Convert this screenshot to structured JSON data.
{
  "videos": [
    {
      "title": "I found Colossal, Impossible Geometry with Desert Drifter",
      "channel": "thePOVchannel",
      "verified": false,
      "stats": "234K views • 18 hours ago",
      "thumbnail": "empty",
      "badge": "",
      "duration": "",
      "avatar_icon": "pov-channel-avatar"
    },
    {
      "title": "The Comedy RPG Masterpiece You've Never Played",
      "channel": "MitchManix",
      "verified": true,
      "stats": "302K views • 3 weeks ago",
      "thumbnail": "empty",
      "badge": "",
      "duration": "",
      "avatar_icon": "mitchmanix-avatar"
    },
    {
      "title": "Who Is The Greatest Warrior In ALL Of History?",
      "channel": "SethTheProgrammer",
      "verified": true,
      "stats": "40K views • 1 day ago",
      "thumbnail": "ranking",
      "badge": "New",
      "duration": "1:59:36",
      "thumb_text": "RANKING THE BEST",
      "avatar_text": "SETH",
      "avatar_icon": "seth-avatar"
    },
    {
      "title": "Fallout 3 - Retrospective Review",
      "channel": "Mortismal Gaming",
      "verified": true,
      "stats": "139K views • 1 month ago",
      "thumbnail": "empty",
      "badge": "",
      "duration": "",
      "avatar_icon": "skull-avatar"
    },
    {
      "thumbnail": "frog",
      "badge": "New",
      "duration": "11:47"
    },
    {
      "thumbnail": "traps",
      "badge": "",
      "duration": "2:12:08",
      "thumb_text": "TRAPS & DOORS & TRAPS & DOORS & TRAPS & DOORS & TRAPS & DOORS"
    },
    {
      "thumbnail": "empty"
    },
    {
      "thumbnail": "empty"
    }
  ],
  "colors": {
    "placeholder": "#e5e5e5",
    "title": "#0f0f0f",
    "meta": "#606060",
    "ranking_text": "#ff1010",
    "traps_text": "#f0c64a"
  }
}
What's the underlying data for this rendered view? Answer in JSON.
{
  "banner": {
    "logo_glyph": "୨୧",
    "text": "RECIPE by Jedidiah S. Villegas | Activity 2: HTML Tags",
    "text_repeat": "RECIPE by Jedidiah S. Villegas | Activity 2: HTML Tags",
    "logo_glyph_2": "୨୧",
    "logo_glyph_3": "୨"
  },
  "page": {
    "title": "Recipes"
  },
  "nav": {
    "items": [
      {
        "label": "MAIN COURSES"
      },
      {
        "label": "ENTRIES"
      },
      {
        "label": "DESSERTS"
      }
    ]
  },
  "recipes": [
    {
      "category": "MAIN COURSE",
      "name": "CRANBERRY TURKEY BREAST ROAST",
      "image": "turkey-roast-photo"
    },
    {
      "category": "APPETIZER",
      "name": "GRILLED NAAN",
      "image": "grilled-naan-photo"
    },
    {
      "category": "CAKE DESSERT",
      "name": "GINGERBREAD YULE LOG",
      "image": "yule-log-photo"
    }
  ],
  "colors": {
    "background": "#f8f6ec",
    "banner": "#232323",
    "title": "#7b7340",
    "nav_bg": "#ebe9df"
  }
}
┄┄┄┄┄┄┄┄┄┄┄┄┄┄┄┄┄┄┄┄
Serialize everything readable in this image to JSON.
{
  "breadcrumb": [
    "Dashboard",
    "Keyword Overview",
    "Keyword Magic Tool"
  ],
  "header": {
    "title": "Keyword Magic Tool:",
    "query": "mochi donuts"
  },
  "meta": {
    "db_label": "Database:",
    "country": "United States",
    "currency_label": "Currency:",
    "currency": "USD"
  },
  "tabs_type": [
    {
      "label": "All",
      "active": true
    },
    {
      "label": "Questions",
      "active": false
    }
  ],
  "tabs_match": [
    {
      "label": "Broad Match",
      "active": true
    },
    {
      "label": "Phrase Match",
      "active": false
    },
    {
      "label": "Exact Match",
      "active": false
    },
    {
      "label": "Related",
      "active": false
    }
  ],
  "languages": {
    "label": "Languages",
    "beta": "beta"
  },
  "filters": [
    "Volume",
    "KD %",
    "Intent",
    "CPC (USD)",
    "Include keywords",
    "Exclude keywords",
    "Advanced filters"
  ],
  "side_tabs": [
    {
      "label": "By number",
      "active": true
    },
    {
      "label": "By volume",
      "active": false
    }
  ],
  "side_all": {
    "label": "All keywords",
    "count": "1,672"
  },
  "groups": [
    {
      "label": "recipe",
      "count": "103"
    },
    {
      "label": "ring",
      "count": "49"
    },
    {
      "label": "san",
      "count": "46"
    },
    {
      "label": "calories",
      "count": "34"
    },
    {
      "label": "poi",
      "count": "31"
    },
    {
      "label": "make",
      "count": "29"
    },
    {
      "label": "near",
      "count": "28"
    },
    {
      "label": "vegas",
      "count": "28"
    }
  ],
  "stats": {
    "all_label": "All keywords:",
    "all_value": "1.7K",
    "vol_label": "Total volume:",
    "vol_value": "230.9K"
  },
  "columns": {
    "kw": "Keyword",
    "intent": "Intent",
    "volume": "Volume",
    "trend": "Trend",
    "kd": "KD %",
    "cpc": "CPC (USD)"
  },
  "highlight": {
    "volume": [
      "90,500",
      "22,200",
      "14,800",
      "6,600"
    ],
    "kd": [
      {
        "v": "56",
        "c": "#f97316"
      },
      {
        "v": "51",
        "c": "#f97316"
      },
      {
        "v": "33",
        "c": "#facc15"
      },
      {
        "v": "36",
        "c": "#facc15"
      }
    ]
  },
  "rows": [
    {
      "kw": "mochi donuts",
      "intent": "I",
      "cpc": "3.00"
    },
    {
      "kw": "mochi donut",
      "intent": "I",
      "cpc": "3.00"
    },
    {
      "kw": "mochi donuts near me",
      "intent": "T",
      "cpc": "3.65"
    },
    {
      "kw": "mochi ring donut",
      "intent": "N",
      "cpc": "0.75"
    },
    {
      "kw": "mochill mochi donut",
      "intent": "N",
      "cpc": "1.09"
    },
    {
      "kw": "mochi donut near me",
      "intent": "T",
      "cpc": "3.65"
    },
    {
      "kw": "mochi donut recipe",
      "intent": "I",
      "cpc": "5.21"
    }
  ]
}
┄┄┄┄┄┄┄┄┄┄┄┄┄┄┄┄┄┄┄┄
**Stated exercise**
Return all the lines that contain the string "donuts".

**Response**
    "query": "mochi donuts"
      "kw": "mochi donuts",
      "kw": "mochi donuts near me",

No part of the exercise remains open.